(Stored data)
[Start]

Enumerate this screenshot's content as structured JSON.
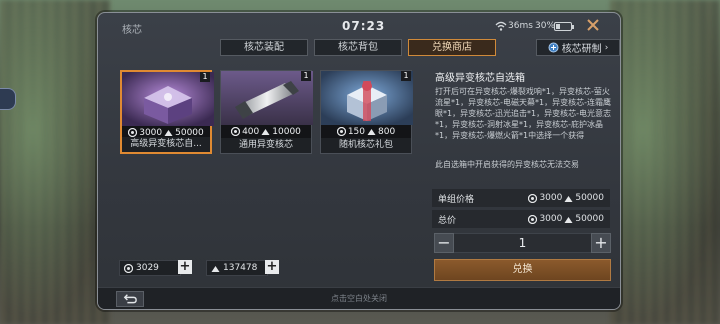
{
  "window": {
    "title": "核芯",
    "clock": "07:23",
    "ping": "36ms",
    "battery": "30%",
    "battery_level": 0.3
  },
  "tabs": [
    {
      "label": "核芯装配",
      "active": false
    },
    {
      "label": "核芯背包",
      "active": false
    },
    {
      "label": "兑换商店",
      "active": true
    }
  ],
  "research_button": "核芯研制",
  "items": [
    {
      "name": "高级异变核芯自...",
      "qty": "1",
      "price_silver": "3000",
      "price_tokens": "50000",
      "selected": true,
      "art": "purple-chest"
    },
    {
      "name": "通用异变核芯",
      "qty": "1",
      "price_silver": "400",
      "price_tokens": "10000",
      "selected": false,
      "art": "core-cylinder"
    },
    {
      "name": "随机核芯礼包",
      "qty": "1",
      "price_silver": "150",
      "price_tokens": "800",
      "selected": false,
      "art": "blue-chest"
    }
  ],
  "detail": {
    "title": "高级异变核芯自选箱",
    "description": "打开后可在异变核芯-爆裂戏响*1，异变核芯-萤火流星*1，异变核芯-电磁天幕*1，异变核芯-连霜鹰眼*1，异变核芯-迅光追击*1，异变核芯-电光意志*1，异变核芯-洞射冰星*1，异变核芯-庇护冰晶*1，异变核芯-爆燃火箭*1中选择一个获得",
    "note": "此自选箱中开启获得的异变核芯无法交易",
    "unit_price_label": "单组价格",
    "unit_price_silver": "3000",
    "unit_price_tokens": "50000",
    "total_label": "总价",
    "total_silver": "3000",
    "total_tokens": "50000",
    "quantity": "1",
    "minus": "−",
    "plus": "+",
    "redeem_label": "兑换"
  },
  "currency": {
    "silver": "3029",
    "tokens": "137478",
    "add": "+"
  },
  "footer_hint": "点击空白处关闭",
  "colors": {
    "accent": "#e08a32",
    "panel": "#3b4048",
    "button": "#7a4c24"
  }
}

[End]

## TASK TO COMPLETE
Copy every record above exactly as written, but leave out the pictures.

## RESPONSE TO THIS TASK
Enumerate this screenshot's content as structured JSON.
{
  "window": {
    "title": "核芯",
    "clock": "07:23",
    "ping": "36ms",
    "battery": "30%",
    "battery_level": 0.3
  },
  "tabs": [
    {
      "label": "核芯装配",
      "active": false
    },
    {
      "label": "核芯背包",
      "active": false
    },
    {
      "label": "兑换商店",
      "active": true
    }
  ],
  "research_button": "核芯研制",
  "items": [
    {
      "name": "高级异变核芯自...",
      "qty": "1",
      "price_silver": "3000",
      "price_tokens": "50000",
      "selected": true,
      "art": "purple-chest"
    },
    {
      "name": "通用异变核芯",
      "qty": "1",
      "price_silver": "400",
      "price_tokens": "10000",
      "selected": false,
      "art": "core-cylinder"
    },
    {
      "name": "随机核芯礼包",
      "qty": "1",
      "price_silver": "150",
      "price_tokens": "800",
      "selected": false,
      "art": "blue-chest"
    }
  ],
  "detail": {
    "title": "高级异变核芯自选箱",
    "description": "打开后可在异变核芯-爆裂戏响*1，异变核芯-萤火流星*1，异变核芯-电磁天幕*1，异变核芯-连霜鹰眼*1，异变核芯-迅光追击*1，异变核芯-电光意志*1，异变核芯-洞射冰星*1，异变核芯-庇护冰晶*1，异变核芯-爆燃火箭*1中选择一个获得",
    "note": "此自选箱中开启获得的异变核芯无法交易",
    "unit_price_label": "单组价格",
    "unit_price_silver": "3000",
    "unit_price_tokens": "50000",
    "total_label": "总价",
    "total_silver": "3000",
    "total_tokens": "50000",
    "quantity": "1",
    "minus": "−",
    "plus": "+",
    "redeem_label": "兑换"
  },
  "currency": {
    "silver": "3029",
    "tokens": "137478",
    "add": "+"
  },
  "footer_hint": "点击空白处关闭",
  "colors": {
    "accent": "#e08a32",
    "panel": "#3b4048",
    "button": "#7a4c24"
  }
}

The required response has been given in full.